● Task prompt: Copy every line of the data below character for character, with no changes.
[Start of Input for this task]
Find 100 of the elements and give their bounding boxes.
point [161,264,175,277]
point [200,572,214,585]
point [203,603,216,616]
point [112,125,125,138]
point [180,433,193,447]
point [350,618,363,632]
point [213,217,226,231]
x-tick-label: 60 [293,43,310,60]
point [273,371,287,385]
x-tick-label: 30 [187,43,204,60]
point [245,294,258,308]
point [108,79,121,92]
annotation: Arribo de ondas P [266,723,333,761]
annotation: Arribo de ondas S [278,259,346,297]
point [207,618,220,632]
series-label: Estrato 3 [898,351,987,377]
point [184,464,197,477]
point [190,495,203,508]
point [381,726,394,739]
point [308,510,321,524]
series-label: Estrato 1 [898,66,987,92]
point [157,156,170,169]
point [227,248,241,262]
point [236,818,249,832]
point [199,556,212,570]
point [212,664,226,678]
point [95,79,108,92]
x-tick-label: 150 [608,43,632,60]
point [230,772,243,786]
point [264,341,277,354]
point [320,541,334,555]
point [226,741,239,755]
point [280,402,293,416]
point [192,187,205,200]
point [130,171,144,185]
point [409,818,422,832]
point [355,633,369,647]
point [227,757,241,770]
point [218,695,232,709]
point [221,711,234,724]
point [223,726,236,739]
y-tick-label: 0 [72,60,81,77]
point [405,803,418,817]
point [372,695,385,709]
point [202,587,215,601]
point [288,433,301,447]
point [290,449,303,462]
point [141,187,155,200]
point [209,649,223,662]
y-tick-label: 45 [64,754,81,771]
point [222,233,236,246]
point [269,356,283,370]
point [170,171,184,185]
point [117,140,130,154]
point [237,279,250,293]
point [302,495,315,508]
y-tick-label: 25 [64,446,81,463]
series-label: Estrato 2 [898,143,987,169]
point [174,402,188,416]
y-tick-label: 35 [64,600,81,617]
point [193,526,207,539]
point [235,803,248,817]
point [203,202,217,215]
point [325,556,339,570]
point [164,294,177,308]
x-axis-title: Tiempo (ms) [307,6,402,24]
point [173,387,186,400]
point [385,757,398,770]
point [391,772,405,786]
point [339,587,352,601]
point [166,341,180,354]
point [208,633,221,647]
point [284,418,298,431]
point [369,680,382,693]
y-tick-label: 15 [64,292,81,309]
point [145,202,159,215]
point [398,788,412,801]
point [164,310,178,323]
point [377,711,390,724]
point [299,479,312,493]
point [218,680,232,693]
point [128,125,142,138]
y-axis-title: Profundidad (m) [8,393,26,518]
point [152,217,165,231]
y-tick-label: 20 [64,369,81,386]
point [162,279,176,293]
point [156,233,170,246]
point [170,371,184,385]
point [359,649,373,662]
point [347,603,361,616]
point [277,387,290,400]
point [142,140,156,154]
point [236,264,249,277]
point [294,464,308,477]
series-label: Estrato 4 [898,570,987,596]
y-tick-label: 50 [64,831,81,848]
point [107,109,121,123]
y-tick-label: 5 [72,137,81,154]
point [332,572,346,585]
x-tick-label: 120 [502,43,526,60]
[End of Input for this task]
● Final result:
Find 100 of the elements and give their bounding boxes.
point [161,264,175,277]
point [200,572,214,585]
point [203,603,216,616]
point [112,125,125,138]
point [180,433,193,447]
point [350,618,363,632]
point [213,217,226,231]
x-tick-label: 60 [293,43,310,60]
point [273,371,287,385]
x-tick-label: 30 [187,43,204,60]
point [245,294,258,308]
point [108,79,121,92]
annotation: Arribo de ondas P [266,723,333,761]
annotation: Arribo de ondas S [278,259,346,297]
point [207,618,220,632]
series-label: Estrato 3 [898,351,987,377]
point [184,464,197,477]
point [190,495,203,508]
point [381,726,394,739]
point [308,510,321,524]
series-label: Estrato 1 [898,66,987,92]
point [157,156,170,169]
point [227,248,241,262]
point [236,818,249,832]
point [199,556,212,570]
point [212,664,226,678]
point [95,79,108,92]
x-tick-label: 150 [608,43,632,60]
point [230,772,243,786]
point [264,341,277,354]
point [320,541,334,555]
point [226,741,239,755]
point [280,402,293,416]
point [192,187,205,200]
point [130,171,144,185]
point [409,818,422,832]
point [355,633,369,647]
point [227,757,241,770]
point [218,695,232,709]
point [221,711,234,724]
point [223,726,236,739]
y-tick-label: 0 [72,60,81,77]
point [405,803,418,817]
point [372,695,385,709]
point [202,587,215,601]
point [288,433,301,447]
point [290,449,303,462]
point [141,187,155,200]
point [209,649,223,662]
y-tick-label: 45 [64,754,81,771]
point [222,233,236,246]
point [269,356,283,370]
point [170,171,184,185]
point [117,140,130,154]
point [237,279,250,293]
point [302,495,315,508]
y-tick-label: 25 [64,446,81,463]
series-label: Estrato 2 [898,143,987,169]
point [174,402,188,416]
y-tick-label: 35 [64,600,81,617]
point [193,526,207,539]
point [235,803,248,817]
point [203,202,217,215]
point [325,556,339,570]
point [164,294,177,308]
x-axis-title: Tiempo (ms) [307,6,402,24]
point [173,387,186,400]
point [385,757,398,770]
point [391,772,405,786]
point [339,587,352,601]
point [166,341,180,354]
point [208,633,221,647]
point [284,418,298,431]
point [369,680,382,693]
y-tick-label: 15 [64,292,81,309]
point [145,202,159,215]
point [398,788,412,801]
point [164,310,178,323]
point [377,711,390,724]
point [299,479,312,493]
point [218,680,232,693]
point [128,125,142,138]
y-axis-title: Profundidad (m) [8,393,26,518]
point [152,217,165,231]
y-tick-label: 20 [64,369,81,386]
point [162,279,176,293]
point [156,233,170,246]
point [170,371,184,385]
point [359,649,373,662]
point [347,603,361,616]
point [277,387,290,400]
point [142,140,156,154]
point [236,264,249,277]
point [294,464,308,477]
series-label: Estrato 4 [898,570,987,596]
y-tick-label: 50 [64,831,81,848]
point [107,109,121,123]
y-tick-label: 5 [72,137,81,154]
point [332,572,346,585]
x-tick-label: 120 [502,43,526,60]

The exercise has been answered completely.